Records from a data source:
—————

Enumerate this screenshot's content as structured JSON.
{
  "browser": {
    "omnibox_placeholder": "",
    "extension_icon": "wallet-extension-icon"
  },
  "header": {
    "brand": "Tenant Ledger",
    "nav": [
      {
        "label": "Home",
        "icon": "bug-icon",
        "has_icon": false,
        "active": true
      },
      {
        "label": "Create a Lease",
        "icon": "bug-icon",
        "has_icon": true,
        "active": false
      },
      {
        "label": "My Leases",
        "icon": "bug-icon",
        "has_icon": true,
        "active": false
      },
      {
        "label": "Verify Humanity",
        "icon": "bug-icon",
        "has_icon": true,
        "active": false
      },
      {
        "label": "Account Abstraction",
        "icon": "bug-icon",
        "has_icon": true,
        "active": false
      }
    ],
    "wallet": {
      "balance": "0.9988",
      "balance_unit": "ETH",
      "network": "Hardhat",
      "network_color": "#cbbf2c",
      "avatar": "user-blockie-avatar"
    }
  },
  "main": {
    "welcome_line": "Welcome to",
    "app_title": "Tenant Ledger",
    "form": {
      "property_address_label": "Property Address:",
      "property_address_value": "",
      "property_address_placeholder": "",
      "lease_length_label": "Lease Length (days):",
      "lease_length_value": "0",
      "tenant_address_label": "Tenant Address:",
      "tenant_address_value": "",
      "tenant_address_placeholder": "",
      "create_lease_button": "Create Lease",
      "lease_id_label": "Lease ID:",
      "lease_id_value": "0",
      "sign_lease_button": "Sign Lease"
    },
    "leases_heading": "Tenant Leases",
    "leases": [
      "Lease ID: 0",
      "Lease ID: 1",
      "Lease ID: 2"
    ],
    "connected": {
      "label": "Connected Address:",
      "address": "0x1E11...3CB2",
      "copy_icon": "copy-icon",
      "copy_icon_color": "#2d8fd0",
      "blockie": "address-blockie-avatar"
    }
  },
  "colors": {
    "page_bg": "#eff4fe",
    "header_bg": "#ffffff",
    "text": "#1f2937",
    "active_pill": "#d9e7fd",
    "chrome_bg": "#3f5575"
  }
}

—————

- Goal
Working from the material above, state how many lines contain "avatar"; give only the number.

- Answer for this exercise
2